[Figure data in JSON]
..............................
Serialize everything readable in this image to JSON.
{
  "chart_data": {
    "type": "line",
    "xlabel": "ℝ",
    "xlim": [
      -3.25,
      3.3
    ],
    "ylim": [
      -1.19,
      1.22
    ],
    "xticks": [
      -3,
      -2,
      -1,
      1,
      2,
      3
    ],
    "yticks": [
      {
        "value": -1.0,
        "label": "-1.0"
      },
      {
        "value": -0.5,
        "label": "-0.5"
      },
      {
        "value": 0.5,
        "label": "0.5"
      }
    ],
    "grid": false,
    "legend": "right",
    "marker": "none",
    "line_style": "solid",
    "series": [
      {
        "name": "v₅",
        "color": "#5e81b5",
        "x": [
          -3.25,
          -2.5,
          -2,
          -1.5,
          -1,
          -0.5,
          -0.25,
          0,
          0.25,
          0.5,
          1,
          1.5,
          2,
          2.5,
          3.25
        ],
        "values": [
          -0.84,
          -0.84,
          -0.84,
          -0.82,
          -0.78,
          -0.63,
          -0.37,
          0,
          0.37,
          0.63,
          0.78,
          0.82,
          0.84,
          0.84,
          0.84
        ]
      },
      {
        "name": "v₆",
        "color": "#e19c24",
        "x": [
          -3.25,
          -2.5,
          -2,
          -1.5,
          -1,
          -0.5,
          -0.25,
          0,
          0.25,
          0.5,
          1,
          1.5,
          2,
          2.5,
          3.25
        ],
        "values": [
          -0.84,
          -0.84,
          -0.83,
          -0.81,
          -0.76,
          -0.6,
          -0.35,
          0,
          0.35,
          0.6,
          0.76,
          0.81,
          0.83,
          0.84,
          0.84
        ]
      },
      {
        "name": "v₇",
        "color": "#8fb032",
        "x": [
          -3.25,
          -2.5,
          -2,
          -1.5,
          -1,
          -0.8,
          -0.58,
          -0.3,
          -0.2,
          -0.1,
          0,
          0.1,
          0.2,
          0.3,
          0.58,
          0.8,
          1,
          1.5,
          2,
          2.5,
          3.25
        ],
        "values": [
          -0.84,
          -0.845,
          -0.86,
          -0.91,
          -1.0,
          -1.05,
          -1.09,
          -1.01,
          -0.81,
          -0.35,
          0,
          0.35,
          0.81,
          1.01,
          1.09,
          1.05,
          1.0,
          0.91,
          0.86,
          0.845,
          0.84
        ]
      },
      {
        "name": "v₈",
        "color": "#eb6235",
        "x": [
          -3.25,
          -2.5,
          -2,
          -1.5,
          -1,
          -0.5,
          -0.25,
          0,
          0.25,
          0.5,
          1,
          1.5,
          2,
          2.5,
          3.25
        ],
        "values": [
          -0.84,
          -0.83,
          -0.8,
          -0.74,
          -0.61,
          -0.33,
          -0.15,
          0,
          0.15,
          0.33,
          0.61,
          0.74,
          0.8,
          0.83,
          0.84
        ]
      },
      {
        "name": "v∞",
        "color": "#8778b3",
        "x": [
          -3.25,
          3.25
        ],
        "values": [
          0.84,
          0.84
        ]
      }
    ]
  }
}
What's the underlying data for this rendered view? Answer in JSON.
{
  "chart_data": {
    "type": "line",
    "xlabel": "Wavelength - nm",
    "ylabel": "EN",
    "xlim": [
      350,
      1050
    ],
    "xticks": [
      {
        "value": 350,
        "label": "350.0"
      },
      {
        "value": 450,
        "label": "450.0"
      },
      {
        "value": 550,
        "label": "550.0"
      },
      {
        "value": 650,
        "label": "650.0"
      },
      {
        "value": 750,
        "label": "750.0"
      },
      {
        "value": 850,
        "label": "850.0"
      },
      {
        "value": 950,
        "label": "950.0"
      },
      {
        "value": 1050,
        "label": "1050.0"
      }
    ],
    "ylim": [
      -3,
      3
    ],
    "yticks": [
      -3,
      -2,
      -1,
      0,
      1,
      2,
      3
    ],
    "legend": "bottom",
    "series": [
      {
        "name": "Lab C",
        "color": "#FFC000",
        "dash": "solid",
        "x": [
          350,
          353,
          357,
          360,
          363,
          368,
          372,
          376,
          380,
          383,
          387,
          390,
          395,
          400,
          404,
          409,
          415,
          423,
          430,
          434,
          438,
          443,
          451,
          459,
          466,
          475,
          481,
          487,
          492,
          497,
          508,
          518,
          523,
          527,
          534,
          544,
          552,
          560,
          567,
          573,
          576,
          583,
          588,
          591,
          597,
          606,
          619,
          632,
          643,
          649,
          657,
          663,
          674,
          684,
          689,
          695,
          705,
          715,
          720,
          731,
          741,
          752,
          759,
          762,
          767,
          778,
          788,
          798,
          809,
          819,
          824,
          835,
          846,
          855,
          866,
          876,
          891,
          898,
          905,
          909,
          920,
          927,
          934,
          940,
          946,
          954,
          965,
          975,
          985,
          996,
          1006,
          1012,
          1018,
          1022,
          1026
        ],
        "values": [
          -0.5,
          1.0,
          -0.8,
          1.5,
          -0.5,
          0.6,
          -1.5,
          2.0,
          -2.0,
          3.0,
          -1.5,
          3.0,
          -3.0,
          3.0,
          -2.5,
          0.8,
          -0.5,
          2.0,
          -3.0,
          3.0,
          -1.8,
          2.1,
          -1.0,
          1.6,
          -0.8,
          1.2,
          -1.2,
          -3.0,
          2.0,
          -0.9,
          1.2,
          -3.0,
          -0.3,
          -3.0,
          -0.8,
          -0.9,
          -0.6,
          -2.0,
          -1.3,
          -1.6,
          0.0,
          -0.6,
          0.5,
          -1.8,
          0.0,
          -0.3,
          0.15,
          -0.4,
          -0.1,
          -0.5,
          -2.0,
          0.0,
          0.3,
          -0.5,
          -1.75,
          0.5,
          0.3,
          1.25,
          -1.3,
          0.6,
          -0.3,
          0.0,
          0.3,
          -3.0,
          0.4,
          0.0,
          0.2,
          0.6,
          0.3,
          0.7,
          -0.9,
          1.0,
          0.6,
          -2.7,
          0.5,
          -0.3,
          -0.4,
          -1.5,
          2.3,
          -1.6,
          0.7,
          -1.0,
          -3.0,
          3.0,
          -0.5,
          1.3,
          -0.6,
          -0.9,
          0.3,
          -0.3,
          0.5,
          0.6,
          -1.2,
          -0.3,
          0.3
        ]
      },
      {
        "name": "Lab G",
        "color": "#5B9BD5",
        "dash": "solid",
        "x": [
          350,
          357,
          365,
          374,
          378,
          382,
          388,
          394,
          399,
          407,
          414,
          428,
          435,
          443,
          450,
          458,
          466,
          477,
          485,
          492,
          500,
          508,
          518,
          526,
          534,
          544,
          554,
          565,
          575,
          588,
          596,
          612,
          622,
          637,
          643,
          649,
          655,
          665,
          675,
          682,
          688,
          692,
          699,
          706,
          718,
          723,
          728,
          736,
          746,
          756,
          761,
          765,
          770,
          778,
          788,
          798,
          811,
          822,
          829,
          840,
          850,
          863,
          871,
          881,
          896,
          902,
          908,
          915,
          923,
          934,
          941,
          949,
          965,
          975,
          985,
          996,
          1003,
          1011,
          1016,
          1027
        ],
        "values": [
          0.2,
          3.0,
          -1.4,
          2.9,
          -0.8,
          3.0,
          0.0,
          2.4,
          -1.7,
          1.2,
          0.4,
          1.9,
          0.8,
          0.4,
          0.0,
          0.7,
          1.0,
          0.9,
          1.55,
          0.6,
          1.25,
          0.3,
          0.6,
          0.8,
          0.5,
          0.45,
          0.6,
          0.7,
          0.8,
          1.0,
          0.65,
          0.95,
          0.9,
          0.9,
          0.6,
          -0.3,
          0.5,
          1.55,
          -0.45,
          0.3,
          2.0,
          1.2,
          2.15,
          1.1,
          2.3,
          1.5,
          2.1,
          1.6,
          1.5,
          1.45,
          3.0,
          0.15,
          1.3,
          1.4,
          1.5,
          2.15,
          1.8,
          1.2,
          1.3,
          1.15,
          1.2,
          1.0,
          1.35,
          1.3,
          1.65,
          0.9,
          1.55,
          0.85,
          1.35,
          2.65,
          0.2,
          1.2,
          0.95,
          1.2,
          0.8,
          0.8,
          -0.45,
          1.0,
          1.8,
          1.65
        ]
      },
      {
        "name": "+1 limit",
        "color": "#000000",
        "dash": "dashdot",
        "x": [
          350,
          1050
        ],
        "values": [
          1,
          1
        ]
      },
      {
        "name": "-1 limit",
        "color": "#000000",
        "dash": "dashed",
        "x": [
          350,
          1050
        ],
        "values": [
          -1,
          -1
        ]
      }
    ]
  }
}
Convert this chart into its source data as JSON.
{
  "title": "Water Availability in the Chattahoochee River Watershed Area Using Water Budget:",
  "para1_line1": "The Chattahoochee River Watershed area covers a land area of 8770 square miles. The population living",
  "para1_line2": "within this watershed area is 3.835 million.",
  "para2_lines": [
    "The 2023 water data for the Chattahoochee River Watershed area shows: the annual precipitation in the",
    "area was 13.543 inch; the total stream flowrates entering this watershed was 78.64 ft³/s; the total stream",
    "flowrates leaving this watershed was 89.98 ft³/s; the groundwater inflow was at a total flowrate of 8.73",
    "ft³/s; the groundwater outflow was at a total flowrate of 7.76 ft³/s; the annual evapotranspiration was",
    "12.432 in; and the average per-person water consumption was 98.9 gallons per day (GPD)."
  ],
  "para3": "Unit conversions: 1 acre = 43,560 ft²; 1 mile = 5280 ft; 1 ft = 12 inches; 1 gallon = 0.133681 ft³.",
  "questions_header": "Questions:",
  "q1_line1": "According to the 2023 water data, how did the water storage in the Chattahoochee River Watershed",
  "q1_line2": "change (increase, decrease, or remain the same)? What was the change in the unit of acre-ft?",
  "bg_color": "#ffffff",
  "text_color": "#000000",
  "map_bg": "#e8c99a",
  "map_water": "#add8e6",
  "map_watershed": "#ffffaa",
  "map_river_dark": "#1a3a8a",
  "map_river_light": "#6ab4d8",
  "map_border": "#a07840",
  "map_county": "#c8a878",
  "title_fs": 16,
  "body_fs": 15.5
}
..............................
▶ [Work to be completed]: Collect the lines that hold "acre".

▶ [Finished answer]:
  "para3": "Unit conversions: 1 acre = 43,560 ft²; 1 mile = 5280 ft; 1 ft = 12 inches; 1 gallon = 0.133681 ft³.",
  "q1_line2": "change (increase, decrease, or remain the same)? What was the change in the unit of acre-ft?",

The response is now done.